**Exercise brief**. Read through the records below and copy each line that uses the word "alatt".

(Collected data entries)

━━━━━━━━━━━━━━━━━━━━

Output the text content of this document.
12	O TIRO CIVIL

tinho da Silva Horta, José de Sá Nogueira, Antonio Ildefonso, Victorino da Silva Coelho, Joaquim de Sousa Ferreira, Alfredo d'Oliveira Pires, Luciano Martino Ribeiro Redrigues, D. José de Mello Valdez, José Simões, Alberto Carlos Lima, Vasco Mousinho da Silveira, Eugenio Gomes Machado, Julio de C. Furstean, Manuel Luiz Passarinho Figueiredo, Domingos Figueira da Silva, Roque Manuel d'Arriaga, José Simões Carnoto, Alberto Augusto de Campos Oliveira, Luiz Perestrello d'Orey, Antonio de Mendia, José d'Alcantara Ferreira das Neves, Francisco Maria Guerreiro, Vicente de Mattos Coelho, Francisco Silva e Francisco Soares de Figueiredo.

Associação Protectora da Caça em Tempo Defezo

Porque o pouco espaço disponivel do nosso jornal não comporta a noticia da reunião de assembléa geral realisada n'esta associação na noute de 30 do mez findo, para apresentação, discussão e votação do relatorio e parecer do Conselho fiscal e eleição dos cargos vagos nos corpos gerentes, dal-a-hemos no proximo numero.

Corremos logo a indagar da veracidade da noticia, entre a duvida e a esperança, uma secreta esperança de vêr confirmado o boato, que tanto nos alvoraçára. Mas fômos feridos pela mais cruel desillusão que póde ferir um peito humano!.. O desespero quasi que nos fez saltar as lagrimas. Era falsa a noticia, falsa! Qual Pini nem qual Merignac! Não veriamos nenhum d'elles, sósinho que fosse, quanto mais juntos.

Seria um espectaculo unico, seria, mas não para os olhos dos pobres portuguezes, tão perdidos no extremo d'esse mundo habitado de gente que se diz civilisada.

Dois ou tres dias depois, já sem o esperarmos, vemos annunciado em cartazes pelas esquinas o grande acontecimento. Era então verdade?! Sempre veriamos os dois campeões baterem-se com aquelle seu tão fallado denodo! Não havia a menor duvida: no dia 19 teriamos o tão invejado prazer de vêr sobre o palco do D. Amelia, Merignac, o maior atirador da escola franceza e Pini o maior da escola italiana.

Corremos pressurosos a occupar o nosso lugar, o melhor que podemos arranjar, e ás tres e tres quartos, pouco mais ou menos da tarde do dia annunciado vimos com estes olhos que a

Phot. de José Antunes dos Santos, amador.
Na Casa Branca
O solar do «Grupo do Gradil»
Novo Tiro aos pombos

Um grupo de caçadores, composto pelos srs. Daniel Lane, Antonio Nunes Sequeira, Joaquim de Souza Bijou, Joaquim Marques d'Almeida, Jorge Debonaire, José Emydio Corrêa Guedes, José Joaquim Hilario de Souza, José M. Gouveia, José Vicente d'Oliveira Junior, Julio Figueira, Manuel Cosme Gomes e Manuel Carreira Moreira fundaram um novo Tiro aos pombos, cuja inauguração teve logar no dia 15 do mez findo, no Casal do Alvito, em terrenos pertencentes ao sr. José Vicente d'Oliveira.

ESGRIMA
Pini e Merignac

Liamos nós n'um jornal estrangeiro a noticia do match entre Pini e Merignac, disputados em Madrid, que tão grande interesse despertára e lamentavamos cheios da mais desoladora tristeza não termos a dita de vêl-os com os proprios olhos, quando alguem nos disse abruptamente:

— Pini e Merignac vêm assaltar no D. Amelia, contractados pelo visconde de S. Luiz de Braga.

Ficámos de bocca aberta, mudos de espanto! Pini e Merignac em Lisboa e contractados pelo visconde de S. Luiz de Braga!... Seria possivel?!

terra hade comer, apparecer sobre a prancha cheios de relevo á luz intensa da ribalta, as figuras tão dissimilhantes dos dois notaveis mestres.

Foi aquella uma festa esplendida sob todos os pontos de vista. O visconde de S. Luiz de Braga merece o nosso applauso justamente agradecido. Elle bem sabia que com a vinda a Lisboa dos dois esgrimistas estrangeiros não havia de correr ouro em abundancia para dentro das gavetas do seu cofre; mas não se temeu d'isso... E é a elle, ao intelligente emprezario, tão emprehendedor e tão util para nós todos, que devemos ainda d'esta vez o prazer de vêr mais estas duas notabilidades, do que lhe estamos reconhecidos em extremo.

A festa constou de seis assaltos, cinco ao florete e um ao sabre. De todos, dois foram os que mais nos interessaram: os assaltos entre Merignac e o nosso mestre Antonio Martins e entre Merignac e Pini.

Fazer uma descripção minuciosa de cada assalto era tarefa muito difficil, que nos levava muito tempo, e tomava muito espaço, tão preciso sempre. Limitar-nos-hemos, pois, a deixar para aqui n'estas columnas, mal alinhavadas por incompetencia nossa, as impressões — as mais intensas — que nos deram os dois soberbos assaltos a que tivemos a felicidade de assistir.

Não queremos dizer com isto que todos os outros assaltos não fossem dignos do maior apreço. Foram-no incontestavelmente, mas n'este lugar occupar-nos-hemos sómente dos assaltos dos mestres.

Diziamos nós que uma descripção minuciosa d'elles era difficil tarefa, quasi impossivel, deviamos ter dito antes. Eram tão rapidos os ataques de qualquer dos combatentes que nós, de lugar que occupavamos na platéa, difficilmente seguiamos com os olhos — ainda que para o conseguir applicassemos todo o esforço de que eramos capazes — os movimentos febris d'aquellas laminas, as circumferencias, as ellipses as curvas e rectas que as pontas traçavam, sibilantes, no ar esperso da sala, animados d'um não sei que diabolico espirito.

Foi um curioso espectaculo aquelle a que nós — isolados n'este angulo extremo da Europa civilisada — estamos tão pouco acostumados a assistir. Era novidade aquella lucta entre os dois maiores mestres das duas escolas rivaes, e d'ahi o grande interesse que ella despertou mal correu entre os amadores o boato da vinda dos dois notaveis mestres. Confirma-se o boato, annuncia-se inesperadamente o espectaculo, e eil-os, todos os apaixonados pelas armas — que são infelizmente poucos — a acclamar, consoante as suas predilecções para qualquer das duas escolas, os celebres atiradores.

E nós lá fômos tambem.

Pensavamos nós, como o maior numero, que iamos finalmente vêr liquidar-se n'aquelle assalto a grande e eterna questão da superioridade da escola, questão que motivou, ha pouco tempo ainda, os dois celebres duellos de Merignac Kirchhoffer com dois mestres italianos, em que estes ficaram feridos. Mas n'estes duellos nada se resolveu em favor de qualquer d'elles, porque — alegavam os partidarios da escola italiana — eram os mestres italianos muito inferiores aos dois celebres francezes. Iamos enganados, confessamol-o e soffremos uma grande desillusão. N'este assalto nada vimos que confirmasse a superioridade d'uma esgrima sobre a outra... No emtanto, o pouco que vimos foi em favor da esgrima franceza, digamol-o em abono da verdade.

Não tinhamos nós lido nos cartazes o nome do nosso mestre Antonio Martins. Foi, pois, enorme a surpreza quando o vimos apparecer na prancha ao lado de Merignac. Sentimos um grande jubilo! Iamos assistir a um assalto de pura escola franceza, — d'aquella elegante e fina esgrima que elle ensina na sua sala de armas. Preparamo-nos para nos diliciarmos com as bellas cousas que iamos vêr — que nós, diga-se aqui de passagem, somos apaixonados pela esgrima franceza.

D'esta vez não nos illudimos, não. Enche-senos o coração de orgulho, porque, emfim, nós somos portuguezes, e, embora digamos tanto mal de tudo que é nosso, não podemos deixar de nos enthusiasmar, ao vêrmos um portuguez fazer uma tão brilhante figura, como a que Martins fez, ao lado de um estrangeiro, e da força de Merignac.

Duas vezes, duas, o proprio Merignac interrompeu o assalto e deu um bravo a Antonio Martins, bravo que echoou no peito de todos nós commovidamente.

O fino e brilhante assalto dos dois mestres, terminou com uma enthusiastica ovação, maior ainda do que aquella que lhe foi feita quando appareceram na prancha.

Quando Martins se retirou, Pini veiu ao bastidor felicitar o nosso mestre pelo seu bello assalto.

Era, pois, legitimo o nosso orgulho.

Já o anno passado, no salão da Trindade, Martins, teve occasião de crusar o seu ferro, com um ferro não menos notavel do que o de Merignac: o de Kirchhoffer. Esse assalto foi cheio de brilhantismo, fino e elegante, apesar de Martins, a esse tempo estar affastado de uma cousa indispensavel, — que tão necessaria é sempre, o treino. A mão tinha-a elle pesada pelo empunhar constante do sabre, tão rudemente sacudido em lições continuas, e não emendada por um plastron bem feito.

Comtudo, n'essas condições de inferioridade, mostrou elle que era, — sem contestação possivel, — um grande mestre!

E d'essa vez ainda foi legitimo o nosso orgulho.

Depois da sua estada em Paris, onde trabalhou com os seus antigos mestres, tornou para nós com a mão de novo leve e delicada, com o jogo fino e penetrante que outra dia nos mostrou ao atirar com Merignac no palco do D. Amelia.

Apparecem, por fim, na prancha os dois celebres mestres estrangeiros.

━━━━━━━━━━━━━━━━━━━━

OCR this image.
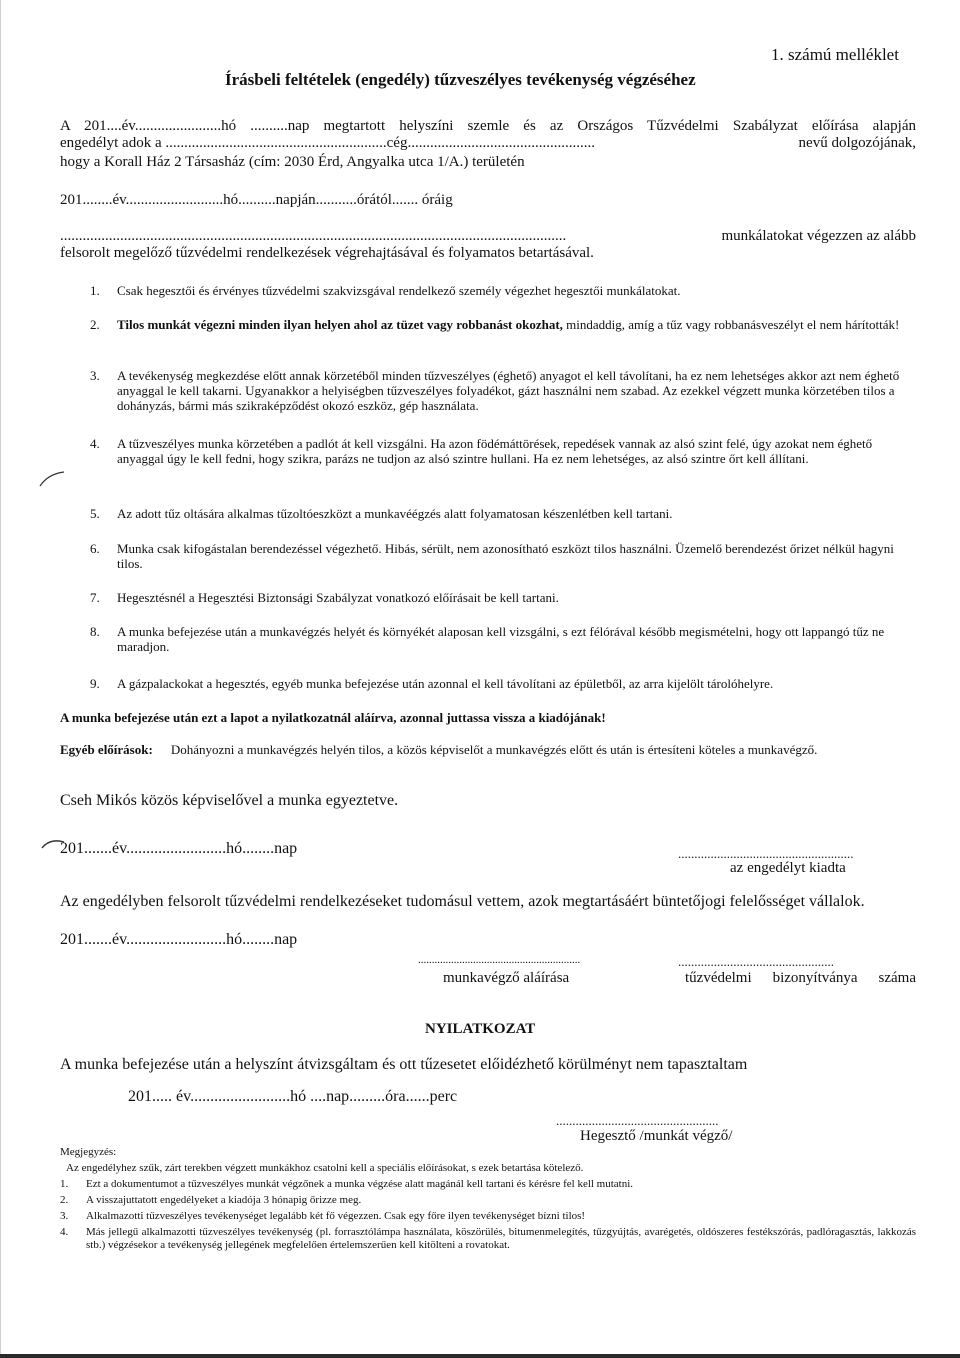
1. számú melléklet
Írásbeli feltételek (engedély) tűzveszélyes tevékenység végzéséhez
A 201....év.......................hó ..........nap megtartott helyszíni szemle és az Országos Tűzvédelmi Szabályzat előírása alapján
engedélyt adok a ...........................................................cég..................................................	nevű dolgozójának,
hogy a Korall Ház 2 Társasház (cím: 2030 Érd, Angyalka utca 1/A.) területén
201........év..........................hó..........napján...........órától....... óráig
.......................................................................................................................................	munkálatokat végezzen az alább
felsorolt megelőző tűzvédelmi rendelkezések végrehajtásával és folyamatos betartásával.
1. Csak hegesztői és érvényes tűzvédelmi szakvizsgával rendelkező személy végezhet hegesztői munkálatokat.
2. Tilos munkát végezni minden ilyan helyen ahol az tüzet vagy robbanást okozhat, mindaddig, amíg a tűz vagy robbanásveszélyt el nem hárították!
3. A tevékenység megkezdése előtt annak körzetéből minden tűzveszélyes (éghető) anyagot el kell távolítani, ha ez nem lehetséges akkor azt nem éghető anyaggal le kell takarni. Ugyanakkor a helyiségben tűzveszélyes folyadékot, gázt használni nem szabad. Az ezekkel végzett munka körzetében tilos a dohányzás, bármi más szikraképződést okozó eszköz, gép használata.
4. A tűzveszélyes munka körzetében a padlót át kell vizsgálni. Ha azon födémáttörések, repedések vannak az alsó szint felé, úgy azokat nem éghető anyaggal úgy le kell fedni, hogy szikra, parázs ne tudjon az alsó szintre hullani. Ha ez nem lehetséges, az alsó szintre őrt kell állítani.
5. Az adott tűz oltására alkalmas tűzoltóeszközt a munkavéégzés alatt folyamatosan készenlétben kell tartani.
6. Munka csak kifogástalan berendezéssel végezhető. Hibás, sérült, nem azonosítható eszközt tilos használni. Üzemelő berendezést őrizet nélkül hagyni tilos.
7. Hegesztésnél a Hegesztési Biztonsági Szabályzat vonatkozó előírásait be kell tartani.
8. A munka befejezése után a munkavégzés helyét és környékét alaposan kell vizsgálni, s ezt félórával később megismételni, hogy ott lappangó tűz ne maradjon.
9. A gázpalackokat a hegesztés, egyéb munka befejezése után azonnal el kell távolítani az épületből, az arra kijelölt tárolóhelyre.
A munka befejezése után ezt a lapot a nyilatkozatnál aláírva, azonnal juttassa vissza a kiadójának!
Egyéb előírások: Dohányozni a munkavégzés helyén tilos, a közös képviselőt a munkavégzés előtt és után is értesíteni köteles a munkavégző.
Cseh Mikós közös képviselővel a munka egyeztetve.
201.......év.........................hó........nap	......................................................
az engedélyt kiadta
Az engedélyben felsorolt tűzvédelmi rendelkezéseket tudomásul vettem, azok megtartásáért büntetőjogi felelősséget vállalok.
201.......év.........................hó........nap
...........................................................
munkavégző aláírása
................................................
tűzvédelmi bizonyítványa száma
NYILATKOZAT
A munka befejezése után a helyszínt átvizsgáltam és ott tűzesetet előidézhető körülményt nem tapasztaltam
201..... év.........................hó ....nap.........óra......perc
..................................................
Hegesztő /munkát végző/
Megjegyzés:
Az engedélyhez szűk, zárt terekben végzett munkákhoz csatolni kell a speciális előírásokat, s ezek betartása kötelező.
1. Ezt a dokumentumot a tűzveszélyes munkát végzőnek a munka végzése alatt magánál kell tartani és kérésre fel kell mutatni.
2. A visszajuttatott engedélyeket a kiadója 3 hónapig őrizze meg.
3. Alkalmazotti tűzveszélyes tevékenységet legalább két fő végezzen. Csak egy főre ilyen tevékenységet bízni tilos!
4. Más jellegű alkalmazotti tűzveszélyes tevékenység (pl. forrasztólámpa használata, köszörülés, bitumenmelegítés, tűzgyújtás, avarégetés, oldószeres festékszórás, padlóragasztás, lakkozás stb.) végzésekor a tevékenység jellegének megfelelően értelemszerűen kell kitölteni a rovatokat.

━━━━━━━━━━━━━━━━━━━━

**Solved exercise**.
5. Az adott tűz oltására alkalmas tűzoltóeszközt a munkavéégzés alatt folyamatosan készenlétben kell tartani.
1. Ezt a dokumentumot a tűzveszélyes munkát végzőnek a munka végzése alatt magánál kell tartani és kérésre fel kell mutatni.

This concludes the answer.